§ DIRECTIONS FOR THIS TASK: Write the material out again in full, exactly.

§ PROVIDED DATA:

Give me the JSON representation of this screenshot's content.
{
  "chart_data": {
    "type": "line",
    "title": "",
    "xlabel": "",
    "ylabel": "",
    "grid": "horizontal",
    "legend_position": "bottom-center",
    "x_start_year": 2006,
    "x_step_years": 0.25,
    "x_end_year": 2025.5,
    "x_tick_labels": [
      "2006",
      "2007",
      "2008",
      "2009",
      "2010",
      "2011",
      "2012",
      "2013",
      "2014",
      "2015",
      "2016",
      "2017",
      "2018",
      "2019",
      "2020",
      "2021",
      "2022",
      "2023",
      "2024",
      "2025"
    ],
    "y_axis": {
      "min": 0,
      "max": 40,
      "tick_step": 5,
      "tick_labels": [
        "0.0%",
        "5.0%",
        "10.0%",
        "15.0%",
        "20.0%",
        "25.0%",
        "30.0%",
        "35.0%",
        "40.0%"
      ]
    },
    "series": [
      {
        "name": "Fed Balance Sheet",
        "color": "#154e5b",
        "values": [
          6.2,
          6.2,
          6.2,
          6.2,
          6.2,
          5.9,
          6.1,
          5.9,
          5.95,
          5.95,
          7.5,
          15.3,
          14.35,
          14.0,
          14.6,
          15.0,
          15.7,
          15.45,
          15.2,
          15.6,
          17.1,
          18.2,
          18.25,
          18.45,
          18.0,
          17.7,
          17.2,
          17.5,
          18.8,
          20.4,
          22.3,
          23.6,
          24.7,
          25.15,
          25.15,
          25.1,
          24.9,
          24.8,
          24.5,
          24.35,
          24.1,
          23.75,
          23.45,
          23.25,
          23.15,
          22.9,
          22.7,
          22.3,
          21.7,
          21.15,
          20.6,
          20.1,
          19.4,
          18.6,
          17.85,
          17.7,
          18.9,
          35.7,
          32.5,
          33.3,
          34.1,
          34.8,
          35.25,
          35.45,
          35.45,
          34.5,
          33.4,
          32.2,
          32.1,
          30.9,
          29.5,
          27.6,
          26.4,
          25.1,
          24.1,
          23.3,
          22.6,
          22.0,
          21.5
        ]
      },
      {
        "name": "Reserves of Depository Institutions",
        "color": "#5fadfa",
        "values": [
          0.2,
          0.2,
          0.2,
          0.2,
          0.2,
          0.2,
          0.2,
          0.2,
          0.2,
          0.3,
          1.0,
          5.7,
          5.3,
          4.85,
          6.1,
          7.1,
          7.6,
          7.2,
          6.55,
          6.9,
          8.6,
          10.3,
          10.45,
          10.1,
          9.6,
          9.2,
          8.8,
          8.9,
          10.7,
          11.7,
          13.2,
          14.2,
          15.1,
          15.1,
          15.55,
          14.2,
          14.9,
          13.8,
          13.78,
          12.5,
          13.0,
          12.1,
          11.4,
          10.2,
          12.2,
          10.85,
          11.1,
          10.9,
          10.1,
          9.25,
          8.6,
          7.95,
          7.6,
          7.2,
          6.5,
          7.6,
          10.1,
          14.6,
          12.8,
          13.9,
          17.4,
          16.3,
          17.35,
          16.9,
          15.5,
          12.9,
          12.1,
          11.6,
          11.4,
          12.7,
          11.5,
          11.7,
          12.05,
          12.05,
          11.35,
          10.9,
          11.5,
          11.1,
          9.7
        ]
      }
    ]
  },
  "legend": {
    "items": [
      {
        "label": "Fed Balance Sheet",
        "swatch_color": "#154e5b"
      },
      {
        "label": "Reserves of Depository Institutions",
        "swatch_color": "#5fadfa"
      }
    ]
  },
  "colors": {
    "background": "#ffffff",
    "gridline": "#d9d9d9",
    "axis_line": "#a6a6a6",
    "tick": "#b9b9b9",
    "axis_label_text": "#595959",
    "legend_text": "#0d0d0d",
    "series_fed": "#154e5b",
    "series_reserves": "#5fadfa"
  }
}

§ SOLUTION TO THE PROBLEM:
Give me the JSON representation of this screenshot's content.
{
  "chart_data": {
    "type": "line",
    "title": "",
    "xlabel": "",
    "ylabel": "",
    "grid": "horizontal",
    "legend_position": "bottom-center",
    "x_start_year": 2006,
    "x_step_years": 0.25,
    "x_end_year": 2025.5,
    "x_tick_labels": [
      "2006",
      "2007",
      "2008",
      "2009",
      "2010",
      "2011",
      "2012",
      "2013",
      "2014",
      "2015",
      "2016",
      "2017",
      "2018",
      "2019",
      "2020",
      "2021",
      "2022",
      "2023",
      "2024",
      "2025"
    ],
    "y_axis": {
      "min": 0,
      "max": 40,
      "tick_step": 5,
      "tick_labels": [
        "0.0%",
        "5.0%",
        "10.0%",
        "15.0%",
        "20.0%",
        "25.0%",
        "30.0%",
        "35.0%",
        "40.0%"
      ]
    },
    "series": [
      {
        "name": "Fed Balance Sheet",
        "color": "#154e5b",
        "values": [
          6.2,
          6.2,
          6.2,
          6.2,
          6.2,
          5.9,
          6.1,
          5.9,
          5.95,
          5.95,
          7.5,
          15.3,
          14.35,
          14.0,
          14.6,
          15.0,
          15.7,
          15.45,
          15.2,
          15.6,
          17.1,
          18.2,
          18.25,
          18.45,
          18.0,
          17.7,
          17.2,
          17.5,
          18.8,
          20.4,
          22.3,
          23.6,
          24.7,
          25.15,
          25.15,
          25.1,
          24.9,
          24.8,
          24.5,
          24.35,
          24.1,
          23.75,
          23.45,
          23.25,
          23.15,
          22.9,
          22.7,
          22.3,
          21.7,
          21.15,
          20.6,
          20.1,
          19.4,
          18.6,
          17.85,
          17.7,
          18.9,
          35.7,
          32.5,
          33.3,
          34.1,
          34.8,
          35.25,
          35.45,
          35.45,
          34.5,
          33.4,
          32.2,
          32.1,
          30.9,
          29.5,
          27.6,
          26.4,
          25.1,
          24.1,
          23.3,
          22.6,
          22.0,
          21.5
        ]
      },
      {
        "name": "Reserves of Depository Institutions",
        "color": "#5fadfa",
        "values": [
          0.2,
          0.2,
          0.2,
          0.2,
          0.2,
          0.2,
          0.2,
          0.2,
          0.2,
          0.3,
          1.0,
          5.7,
          5.3,
          4.85,
          6.1,
          7.1,
          7.6,
          7.2,
          6.55,
          6.9,
          8.6,
          10.3,
          10.45,
          10.1,
          9.6,
          9.2,
          8.8,
          8.9,
          10.7,
          11.7,
          13.2,
          14.2,
          15.1,
          15.1,
          15.55,
          14.2,
          14.9,
          13.8,
          13.78,
          12.5,
          13.0,
          12.1,
          11.4,
          10.2,
          12.2,
          10.85,
          11.1,
          10.9,
          10.1,
          9.25,
          8.6,
          7.95,
          7.6,
          7.2,
          6.5,
          7.6,
          10.1,
          14.6,
          12.8,
          13.9,
          17.4,
          16.3,
          17.35,
          16.9,
          15.5,
          12.9,
          12.1,
          11.6,
          11.4,
          12.7,
          11.5,
          11.7,
          12.05,
          12.05,
          11.35,
          10.9,
          11.5,
          11.1,
          9.7
        ]
      }
    ]
  },
  "legend": {
    "items": [
      {
        "label": "Fed Balance Sheet",
        "swatch_color": "#154e5b"
      },
      {
        "label": "Reserves of Depository Institutions",
        "swatch_color": "#5fadfa"
      }
    ]
  },
  "colors": {
    "background": "#ffffff",
    "gridline": "#d9d9d9",
    "axis_line": "#a6a6a6",
    "tick": "#b9b9b9",
    "axis_label_text": "#595959",
    "legend_text": "#0d0d0d",
    "series_fed": "#154e5b",
    "series_reserves": "#5fadfa"
  }
}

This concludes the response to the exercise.